→ ARTICLE:
Reputation: 5101
I am working on a problem and got stuck at a wall
I have a (potentially large) set of text files, and I need to apply a sequence of filters and transformations to it and export it to some other places.
so I roughly have
def apply_filter_transformer(basepath = None, newpath = None, fts= None):
#because all the raw studies in basepath should not be modified, so I first cp all to newpath
for i in listdir(basepath):
file(path.join(newpath, i), "wb").writelines(file(path.join(basepath, i)).readlines())
for i in listdir(newpath):
fileobj = open(path.join(newpath, i), "r+")
for fcn in fts:
fileobj = fcn(fileobj)
if fileobj is not None:
fileobj.writelines(fileobj.readlines())
try:
fileobj.close()
except:
print i, "at", fcn
pass
def main():
apply_filter_transformer(path.join(pardir, pardir, "studies"),
path.abspath(path.join(pardir, pardir, "filtered_studies")),
[
#transformer_addMemo,
filter_executable,
transformer_identity,
filter_identity,
])
and fts in apply_filter_transformer is a list of function that takes a python file object and return a python file object. The problem that I went into is that when I want to insert strings into a text object, I get uninformative error and got stuck for all morning.
def transformer_addMemo(fileobj):
STYLUSMEMO =r"""hellow world"""
study = fileobj.read()
location = re.search(r"</BasicOptions>", study)
print fileobj.name
print fileobj.mode
fileobj.seek(0)
fileobj.write(study[:location.end()] + STYLUSMEMO + study[location.end():])
return fileobj
and this gives me
Traceback (most recent call last):
File "E:\mypy\reg_test\src\preprocessor\preprocessor.py", line 292, in <module>
main()
File "E:\mypy\reg_test\src\preprocessor\preprocessor.py", line 288, in main
filter_identity,
File "E:\mypy\reg_test\src\preprocessor\preprocessor.py", line 276, in apply_filter_transformer
fileobj.writelines(fileobj.readlines())
IOError: [Errno 0] Error
If anyone can give me more info on the error, I would appreciate very very much.
Upvotes: 0
Views: 924
Reputation: 96920
It's not really possible to tell what's causing the error from the code you posted. The problem may be in the protocol you've adopted for your transformation functions.

→ EXTRACTED ENTRIES:
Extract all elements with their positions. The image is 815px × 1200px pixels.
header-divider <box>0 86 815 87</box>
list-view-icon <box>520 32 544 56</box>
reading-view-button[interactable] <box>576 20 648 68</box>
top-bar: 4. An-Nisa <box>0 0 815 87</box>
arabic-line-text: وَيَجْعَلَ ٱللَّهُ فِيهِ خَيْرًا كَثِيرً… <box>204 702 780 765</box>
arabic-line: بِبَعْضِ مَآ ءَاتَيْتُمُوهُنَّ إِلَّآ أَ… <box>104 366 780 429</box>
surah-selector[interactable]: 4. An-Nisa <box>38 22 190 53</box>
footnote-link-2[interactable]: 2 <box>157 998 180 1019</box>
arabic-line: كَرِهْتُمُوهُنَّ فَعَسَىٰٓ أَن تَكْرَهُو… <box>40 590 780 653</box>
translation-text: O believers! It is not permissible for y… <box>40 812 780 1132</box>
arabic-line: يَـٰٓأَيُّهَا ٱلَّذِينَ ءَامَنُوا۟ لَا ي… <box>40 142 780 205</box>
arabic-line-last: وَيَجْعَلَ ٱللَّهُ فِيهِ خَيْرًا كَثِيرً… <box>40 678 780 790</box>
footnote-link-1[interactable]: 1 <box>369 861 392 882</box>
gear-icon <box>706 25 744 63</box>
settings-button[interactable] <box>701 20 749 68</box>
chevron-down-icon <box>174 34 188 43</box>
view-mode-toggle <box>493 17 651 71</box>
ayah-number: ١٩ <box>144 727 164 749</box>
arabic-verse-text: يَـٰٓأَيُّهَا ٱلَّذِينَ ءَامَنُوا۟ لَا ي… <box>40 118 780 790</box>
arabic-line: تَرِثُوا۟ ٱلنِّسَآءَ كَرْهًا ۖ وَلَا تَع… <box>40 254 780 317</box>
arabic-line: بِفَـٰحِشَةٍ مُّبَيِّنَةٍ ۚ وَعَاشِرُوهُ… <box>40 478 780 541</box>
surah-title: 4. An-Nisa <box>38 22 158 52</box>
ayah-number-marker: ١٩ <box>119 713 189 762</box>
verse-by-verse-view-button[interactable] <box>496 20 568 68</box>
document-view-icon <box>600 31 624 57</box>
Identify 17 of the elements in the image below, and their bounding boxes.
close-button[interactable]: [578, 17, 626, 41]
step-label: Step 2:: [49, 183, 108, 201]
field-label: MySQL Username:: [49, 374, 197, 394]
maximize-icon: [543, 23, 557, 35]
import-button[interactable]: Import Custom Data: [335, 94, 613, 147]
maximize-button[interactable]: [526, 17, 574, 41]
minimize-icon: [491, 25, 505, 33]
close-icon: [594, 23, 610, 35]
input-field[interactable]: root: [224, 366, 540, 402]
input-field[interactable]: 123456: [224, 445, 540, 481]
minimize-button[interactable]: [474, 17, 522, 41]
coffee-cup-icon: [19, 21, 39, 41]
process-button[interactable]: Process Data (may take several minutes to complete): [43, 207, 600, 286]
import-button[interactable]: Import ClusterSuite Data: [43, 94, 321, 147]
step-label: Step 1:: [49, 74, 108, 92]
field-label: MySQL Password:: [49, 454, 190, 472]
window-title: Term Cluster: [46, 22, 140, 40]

→ REQUIREMENTS:
1) In the forum thread, update the part that opens with the words "Reputation: 5101" and closes with "fileobj = fcn(fileobj)", putting "outpath" wherever "newpath" appears.
2) What error message appears at the end of the traceback in the forum thread?

→ RESPONSES TO THE EXERCISE:
1)
Reputation: 5101
I am working on a problem and got stuck at a wall
I have a (potentially large) set of text files, and I need to apply a sequence of filters and transformations to it and export it to some other places.
so I roughly have
def apply_filter_transformer(basepath = None, outpath = None, fts= None):
#because all the raw studies in basepath should not be modified, so I first cp all to outpath
for i in listdir(basepath):
file(path.join(outpath, i), "wb").writelines(file(path.join(basepath, i)).readlines())
for i in listdir(outpath):
fileobj = open(path.join(outpath, i), "r+")
for fcn in fts:
fileobj = fcn(fileobj)

2) IOError: [Errno 0] Error